> [PROBLEM DETAILS] In the iPhone post below, transcribe the part that starts with the words "I think by now, everyone" and ends with "makes some sense.".

> [PASSAGE TO READ]
--------------------------------

A few items from last week caught my iPhone-centric eye. I figured you were all jonesing for iPhone stuff, so here they come.
I think by now, everyone with an iPhone running 2.0 firmware and a few apps understands why apps should run in the background. Seriously, how useful is AIM if you have to run it in the foreground all the time? What if I had to run the phone app to send/receive calls?
I remember the objections Apple presented against background processing apps, e.g. too much battery consumption, hidden CPU consumption, bandwidth consumption for Interwebs apps. From what I hear, the 3G battery life is pretty short, and 2G has never been a power miser either. So, this makes some sense.
Anyway, last week, Apple began seeding an alpha version of push notifications to selected developers. Push notifications work around the lack of background processing by allowing the app to collect updates from a server, similar to what integrated apps like Mail and Phone do now. Updates show as red badges overlaying the app icon.

--------------------------------

> [MATERIAL PROVIDED]
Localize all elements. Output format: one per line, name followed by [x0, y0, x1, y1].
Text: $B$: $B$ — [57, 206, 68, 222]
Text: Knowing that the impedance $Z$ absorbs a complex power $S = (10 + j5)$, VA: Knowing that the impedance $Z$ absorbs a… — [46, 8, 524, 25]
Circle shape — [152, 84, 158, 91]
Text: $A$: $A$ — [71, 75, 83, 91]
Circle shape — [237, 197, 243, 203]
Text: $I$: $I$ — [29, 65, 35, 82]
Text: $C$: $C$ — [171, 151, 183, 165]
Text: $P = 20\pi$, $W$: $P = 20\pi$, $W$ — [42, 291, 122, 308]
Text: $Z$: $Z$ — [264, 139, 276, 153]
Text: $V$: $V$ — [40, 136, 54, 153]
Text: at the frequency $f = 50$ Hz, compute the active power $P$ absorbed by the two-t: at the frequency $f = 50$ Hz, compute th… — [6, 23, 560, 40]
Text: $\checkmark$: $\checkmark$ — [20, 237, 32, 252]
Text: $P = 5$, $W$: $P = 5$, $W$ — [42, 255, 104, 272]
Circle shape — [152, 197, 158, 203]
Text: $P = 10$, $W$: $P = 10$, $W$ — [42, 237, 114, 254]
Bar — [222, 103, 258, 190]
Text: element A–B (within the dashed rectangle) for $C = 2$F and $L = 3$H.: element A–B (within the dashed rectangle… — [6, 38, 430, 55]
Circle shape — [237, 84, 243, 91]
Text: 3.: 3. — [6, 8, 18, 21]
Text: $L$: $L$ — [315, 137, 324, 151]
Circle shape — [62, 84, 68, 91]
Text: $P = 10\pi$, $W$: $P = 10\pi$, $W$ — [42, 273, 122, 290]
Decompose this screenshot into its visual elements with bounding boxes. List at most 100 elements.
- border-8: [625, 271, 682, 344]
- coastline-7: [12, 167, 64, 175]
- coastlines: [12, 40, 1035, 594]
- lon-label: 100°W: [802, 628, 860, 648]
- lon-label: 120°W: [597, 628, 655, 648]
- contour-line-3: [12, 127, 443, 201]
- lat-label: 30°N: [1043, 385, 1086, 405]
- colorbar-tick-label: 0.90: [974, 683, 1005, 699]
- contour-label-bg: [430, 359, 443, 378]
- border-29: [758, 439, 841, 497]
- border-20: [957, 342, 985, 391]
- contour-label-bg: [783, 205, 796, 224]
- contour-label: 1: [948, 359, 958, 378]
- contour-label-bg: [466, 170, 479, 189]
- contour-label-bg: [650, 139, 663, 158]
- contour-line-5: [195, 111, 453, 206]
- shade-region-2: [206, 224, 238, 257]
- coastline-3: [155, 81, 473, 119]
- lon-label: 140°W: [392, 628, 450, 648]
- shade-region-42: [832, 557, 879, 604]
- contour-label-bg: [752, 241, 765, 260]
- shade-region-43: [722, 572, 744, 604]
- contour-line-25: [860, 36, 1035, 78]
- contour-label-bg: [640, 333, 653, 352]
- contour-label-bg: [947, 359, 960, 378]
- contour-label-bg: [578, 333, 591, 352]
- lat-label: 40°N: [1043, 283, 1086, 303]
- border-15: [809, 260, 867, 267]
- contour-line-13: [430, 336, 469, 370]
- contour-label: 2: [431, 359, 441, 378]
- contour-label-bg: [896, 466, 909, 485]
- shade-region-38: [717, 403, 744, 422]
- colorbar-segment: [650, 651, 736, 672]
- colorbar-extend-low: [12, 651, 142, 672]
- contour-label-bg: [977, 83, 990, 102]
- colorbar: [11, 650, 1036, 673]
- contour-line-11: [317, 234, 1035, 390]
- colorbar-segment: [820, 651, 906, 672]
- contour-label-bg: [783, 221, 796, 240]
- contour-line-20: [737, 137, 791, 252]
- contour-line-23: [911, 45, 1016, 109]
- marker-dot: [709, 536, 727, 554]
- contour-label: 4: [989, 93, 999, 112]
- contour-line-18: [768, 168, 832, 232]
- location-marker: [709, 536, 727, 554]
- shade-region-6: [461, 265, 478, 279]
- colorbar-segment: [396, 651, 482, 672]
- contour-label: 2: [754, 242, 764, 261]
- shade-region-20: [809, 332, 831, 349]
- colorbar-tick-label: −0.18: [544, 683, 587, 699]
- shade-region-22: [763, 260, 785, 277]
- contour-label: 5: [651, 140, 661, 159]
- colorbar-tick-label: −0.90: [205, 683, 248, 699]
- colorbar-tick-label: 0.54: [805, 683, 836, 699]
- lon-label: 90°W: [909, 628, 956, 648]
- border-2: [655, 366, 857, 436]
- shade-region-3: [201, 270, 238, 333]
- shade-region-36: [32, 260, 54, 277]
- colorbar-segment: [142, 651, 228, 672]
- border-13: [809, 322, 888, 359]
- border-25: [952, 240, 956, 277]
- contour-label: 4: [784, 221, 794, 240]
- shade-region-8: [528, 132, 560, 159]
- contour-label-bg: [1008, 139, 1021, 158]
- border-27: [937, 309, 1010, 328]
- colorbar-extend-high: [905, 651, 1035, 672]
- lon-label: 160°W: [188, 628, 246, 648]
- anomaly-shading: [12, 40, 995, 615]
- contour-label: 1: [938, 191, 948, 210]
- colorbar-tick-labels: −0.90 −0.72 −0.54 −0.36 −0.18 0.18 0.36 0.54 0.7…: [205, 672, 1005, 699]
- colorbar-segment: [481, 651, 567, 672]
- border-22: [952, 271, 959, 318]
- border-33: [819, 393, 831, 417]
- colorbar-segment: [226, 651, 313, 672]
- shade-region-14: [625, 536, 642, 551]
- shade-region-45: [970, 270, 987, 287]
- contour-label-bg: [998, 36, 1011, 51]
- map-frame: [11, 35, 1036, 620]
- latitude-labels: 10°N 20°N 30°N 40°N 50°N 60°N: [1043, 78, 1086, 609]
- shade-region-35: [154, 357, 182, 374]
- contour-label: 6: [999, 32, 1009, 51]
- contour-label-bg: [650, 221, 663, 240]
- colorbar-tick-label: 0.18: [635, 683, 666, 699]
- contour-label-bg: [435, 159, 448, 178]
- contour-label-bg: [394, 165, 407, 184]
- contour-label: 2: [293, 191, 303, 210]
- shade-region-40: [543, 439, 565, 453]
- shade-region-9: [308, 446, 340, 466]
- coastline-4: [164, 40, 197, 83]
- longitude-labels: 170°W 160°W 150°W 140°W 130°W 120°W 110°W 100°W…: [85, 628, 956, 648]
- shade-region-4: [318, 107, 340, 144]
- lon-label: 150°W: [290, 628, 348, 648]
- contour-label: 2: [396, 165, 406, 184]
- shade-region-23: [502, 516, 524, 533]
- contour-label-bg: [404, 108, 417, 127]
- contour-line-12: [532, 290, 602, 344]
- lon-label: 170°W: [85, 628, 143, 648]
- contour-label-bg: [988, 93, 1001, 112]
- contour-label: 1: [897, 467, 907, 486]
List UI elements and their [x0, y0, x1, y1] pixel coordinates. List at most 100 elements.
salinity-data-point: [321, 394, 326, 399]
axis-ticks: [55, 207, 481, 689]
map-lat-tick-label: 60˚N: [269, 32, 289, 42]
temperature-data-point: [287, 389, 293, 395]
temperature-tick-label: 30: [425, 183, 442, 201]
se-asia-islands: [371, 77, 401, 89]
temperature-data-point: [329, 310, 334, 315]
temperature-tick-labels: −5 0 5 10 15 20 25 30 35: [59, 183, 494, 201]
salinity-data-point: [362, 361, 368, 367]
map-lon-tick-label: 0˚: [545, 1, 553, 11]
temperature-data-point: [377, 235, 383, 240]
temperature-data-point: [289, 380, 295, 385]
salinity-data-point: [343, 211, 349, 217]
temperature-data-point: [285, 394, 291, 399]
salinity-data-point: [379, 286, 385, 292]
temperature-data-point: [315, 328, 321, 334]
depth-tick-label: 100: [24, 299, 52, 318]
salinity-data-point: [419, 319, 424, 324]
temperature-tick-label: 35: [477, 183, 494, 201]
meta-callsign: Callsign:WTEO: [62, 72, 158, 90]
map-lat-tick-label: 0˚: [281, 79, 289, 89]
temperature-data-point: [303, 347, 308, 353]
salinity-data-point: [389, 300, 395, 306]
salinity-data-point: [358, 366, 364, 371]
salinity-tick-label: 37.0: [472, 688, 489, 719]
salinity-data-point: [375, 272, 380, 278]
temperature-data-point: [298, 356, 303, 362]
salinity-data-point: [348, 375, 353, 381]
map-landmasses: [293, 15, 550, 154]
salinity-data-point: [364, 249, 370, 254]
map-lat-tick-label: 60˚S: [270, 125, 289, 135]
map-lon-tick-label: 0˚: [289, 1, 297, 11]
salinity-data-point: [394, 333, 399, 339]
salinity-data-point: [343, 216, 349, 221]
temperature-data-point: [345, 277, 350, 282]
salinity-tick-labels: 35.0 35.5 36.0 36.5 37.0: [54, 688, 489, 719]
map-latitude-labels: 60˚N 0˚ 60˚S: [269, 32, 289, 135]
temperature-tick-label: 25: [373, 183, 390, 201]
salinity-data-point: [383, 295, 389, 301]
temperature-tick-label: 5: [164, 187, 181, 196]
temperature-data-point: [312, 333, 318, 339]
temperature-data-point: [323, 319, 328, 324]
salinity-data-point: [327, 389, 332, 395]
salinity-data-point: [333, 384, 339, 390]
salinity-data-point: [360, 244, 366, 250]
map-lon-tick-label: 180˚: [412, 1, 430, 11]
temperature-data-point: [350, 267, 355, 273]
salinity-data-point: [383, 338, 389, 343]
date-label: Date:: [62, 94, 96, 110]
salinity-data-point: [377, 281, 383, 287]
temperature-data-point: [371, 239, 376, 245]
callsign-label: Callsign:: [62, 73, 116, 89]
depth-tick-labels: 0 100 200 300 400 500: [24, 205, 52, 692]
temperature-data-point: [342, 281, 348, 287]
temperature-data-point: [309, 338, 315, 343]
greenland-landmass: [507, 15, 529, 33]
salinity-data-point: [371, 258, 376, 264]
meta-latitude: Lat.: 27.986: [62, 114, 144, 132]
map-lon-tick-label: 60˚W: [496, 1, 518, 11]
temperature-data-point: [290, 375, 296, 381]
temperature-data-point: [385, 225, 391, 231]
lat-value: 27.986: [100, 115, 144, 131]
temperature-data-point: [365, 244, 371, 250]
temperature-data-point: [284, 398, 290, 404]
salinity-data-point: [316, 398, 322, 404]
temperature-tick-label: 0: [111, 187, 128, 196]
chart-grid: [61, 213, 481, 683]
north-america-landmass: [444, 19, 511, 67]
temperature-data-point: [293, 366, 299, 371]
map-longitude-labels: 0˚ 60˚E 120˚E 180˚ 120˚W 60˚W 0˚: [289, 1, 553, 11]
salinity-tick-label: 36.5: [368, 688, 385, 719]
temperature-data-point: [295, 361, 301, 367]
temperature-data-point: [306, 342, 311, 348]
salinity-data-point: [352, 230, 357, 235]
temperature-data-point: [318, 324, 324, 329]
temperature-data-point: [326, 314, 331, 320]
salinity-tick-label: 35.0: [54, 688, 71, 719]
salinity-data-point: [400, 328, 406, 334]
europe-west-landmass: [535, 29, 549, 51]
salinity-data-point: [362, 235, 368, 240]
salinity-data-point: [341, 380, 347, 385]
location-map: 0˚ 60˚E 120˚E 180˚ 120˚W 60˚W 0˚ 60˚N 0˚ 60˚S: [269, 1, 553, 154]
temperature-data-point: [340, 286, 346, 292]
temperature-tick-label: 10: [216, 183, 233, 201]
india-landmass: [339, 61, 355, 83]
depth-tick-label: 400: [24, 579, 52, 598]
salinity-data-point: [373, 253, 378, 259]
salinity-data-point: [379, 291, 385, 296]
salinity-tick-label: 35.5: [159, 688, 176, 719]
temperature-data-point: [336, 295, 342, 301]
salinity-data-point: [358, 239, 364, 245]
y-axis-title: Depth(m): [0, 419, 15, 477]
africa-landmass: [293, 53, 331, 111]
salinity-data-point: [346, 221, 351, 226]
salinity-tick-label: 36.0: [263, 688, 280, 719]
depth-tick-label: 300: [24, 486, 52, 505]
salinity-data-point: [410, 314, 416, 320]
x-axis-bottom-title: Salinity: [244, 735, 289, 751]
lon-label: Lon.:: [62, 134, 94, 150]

--------------------------------

> [OUTPUT FOR THIS EXERCISE]
I think by now, everyone with an iPhone running 2.0 firmware and a few apps understands why apps should run in the background. Seriously, how useful is AIM if you have to run it in the foreground all the time? What if I had to run the phone app to send/receive calls?
I remember the objections Apple presented against background processing apps, e.g. too much battery consumption, hidden CPU consumption, bandwidth consumption for Interwebs apps. From what I hear, the 3G battery life is pretty short, and 2G has never been a power miser either. So, this makes some sense.